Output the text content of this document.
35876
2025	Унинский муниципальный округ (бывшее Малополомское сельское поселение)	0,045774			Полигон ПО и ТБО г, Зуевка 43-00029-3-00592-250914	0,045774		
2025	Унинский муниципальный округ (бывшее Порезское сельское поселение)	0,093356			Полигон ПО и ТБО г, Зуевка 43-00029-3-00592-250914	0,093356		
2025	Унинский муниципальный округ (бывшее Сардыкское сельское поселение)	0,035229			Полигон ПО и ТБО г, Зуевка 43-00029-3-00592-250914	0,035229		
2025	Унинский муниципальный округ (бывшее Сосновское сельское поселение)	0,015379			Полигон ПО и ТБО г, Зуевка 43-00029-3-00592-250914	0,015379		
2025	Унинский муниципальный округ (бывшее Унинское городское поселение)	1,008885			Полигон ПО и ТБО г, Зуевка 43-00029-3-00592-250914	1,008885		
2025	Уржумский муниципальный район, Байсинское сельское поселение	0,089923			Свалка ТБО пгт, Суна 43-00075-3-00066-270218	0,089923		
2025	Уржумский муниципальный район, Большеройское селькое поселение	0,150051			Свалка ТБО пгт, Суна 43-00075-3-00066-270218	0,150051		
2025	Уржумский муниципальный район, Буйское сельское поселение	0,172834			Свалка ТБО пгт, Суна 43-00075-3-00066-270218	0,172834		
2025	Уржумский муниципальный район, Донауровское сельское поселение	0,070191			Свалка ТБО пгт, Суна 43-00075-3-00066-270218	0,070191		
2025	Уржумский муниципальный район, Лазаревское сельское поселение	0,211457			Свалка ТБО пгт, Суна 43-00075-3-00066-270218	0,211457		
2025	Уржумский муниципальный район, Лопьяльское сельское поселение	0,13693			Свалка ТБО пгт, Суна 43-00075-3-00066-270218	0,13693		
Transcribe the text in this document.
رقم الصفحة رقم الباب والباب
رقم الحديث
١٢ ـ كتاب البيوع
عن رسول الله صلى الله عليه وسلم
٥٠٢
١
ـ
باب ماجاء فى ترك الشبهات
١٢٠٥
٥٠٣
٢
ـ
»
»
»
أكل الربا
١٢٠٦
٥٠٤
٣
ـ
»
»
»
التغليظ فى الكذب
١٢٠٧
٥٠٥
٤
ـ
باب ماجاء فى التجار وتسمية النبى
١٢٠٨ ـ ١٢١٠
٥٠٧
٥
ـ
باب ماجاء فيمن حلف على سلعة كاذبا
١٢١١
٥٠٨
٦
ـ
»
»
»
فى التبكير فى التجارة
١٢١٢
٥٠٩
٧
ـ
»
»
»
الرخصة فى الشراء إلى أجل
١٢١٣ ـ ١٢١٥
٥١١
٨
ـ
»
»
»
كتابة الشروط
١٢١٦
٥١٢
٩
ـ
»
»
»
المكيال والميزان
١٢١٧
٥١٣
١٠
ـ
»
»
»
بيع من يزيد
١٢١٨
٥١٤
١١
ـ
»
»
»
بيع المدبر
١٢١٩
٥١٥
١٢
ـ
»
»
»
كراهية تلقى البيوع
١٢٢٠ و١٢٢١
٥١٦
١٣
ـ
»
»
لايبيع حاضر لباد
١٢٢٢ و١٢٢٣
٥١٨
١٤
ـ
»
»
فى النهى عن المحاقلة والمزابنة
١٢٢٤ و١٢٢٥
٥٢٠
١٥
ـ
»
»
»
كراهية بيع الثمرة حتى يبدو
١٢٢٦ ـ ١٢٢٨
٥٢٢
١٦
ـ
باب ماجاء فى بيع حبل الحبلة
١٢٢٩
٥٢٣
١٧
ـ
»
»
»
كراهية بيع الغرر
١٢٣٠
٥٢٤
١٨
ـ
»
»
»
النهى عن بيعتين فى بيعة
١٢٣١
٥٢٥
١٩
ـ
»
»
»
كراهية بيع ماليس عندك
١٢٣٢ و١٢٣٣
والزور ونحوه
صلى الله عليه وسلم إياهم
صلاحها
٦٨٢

════════

▶ [AIM]: Gather each line that holds "бывшее".

▶ [IN RESPONSE]:
2025	Унинский муниципальный округ (бывшее Малополомское сельское поселение)	0,045774			Полигон ПО и ТБО г, Зуевка 43-00029-3-00592-250914	0,045774		
2025	Унинский муниципальный округ (бывшее Порезское сельское поселение)	0,093356			Полигон ПО и ТБО г, Зуевка 43-00029-3-00592-250914	0,093356		
2025	Унинский муниципальный округ (бывшее Сардыкское сельское поселение)	0,035229			Полигон ПО и ТБО г, Зуевка 43-00029-3-00592-250914	0,035229		
2025	Унинский муниципальный округ (бывшее Сосновское сельское поселение)	0,015379			Полигон ПО и ТБО г, Зуевка 43-00029-3-00592-250914	0,015379		
2025	Унинский муниципальный округ (бывшее Унинское городское поселение)	1,008885			Полигон ПО и ТБО г, Зуевка 43-00029-3-00592-250914	1,008885		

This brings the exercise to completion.